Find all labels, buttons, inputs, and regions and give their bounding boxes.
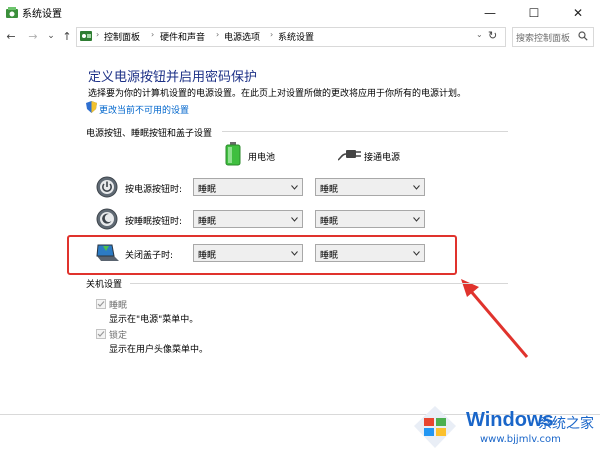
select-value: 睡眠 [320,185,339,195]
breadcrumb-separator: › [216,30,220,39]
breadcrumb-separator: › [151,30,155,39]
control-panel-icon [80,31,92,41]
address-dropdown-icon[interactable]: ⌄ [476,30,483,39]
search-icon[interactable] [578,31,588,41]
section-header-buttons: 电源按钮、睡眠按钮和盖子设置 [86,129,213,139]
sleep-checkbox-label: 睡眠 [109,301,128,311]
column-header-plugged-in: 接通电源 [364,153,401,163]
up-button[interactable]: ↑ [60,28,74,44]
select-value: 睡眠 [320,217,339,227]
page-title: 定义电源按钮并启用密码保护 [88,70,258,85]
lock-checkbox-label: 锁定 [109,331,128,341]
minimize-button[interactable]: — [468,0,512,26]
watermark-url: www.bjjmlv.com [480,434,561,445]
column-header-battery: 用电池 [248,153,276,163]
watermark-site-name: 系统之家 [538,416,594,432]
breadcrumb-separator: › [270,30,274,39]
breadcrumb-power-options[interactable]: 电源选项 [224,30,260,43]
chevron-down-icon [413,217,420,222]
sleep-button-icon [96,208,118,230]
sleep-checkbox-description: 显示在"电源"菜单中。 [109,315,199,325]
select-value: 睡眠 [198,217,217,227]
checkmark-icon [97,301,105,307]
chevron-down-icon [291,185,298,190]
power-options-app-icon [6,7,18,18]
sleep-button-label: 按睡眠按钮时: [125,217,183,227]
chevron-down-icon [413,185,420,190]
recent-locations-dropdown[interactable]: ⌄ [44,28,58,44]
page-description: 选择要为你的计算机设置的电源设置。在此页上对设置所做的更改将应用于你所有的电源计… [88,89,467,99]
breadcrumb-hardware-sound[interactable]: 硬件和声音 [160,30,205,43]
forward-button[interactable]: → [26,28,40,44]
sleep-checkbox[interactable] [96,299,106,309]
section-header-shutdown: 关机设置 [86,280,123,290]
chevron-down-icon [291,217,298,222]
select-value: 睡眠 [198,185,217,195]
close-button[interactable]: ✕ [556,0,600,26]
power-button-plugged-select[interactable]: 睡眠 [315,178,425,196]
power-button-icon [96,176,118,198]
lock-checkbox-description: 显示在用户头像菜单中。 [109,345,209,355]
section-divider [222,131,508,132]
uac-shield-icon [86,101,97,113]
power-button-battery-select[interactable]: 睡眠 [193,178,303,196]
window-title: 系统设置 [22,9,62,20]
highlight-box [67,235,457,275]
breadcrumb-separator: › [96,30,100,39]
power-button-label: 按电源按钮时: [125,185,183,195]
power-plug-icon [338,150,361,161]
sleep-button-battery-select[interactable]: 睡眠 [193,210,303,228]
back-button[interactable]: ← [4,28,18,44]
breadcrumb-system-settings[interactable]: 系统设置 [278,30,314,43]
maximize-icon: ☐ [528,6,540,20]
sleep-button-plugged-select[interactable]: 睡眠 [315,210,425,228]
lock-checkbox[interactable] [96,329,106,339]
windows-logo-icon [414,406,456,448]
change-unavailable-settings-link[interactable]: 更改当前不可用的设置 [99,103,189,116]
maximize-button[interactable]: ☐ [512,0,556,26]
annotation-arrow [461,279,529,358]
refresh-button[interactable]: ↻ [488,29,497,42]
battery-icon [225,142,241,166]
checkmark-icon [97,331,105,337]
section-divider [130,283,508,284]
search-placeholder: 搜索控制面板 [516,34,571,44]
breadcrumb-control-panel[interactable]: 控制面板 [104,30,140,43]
________________________
● Given exercise: Transcribe the rows between the line holding "select-value: 睡眠 [320,185,339,195]" and the line holding "breadcrumb-power-options[interactable]: 电源选项 [224,30,260,43]", inclusive, with each one reproduced character for character.

● Solution to the problem:
select-value: 睡眠 [320,185,339,195]
breadcrumb-separator: › [216,30,220,39]
breadcrumb-separator: › [151,30,155,39]
control-panel-icon [80,31,92,41]
address-dropdown-icon[interactable]: ⌄ [476,30,483,39]
search-icon[interactable] [578,31,588,41]
section-header-buttons: 电源按钮、睡眠按钮和盖子设置 [86,129,213,139]
sleep-checkbox-label: 睡眠 [109,301,128,311]
column-header-plugged-in: 接通电源 [364,153,401,163]
up-button[interactable]: ↑ [60,28,74,44]
select-value: 睡眠 [320,217,339,227]
page-title: 定义电源按钮并启用密码保护 [88,70,258,85]
lock-checkbox-label: 锁定 [109,331,128,341]
minimize-button[interactable]: — [468,0,512,26]
watermark-url: www.bjjmlv.com [480,434,561,445]
column-header-battery: 用电池 [248,153,276,163]
watermark-site-name: 系统之家 [538,416,594,432]
breadcrumb-separator: › [270,30,274,39]
breadcrumb-power-options[interactable]: 电源选项 [224,30,260,43]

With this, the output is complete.